▶ **Set exercise**: Scan the data beneath this task and copy each line that includes "mais".

(Source data)
------------------------------------------------
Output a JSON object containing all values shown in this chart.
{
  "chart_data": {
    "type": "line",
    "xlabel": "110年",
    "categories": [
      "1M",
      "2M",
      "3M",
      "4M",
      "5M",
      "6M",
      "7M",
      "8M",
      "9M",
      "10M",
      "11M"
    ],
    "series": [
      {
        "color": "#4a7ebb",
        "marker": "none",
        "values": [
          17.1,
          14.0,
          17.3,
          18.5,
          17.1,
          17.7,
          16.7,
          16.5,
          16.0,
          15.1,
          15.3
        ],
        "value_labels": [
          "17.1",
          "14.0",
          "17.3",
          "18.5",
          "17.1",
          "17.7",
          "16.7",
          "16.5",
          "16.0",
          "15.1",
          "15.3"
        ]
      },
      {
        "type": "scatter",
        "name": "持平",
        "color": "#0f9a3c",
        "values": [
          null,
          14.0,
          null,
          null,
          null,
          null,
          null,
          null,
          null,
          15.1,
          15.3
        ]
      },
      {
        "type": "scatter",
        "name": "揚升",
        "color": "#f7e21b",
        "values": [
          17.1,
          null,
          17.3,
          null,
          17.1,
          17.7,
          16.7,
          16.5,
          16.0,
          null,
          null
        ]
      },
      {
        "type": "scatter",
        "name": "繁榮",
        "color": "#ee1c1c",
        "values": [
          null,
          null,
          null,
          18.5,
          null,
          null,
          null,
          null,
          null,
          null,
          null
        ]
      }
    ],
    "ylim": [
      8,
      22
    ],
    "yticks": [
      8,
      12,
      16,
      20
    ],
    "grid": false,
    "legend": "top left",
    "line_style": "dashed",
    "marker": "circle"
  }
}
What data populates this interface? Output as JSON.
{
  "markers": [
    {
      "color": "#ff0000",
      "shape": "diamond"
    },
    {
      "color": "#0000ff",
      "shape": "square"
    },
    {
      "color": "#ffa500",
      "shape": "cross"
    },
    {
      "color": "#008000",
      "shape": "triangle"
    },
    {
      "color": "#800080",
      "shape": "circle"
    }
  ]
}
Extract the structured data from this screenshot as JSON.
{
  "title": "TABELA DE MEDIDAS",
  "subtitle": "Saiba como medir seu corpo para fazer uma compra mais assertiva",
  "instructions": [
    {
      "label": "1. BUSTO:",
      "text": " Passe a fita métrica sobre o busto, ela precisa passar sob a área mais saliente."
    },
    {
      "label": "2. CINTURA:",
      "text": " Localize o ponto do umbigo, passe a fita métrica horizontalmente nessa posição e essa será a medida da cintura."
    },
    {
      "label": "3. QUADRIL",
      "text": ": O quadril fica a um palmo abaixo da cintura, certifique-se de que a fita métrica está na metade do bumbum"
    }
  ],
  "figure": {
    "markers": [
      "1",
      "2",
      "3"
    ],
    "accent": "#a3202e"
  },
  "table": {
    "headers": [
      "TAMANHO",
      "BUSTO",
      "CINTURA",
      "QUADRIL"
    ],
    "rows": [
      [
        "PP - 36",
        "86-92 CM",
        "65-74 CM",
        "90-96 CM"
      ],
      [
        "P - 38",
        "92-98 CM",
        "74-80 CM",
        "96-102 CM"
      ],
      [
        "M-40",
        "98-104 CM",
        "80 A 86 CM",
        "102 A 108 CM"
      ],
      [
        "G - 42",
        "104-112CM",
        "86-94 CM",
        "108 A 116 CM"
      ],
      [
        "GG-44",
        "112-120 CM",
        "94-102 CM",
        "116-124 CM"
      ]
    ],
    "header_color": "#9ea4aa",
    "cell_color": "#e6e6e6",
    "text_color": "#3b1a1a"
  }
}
------------------------------------------------
▶ **Answer to the exercise**:
  "subtitle": "Saiba como medir seu corpo para fazer uma compra mais assertiva",
      "text": " Passe a fita métrica sobre o busto, ela precisa passar sob a área mais saliente."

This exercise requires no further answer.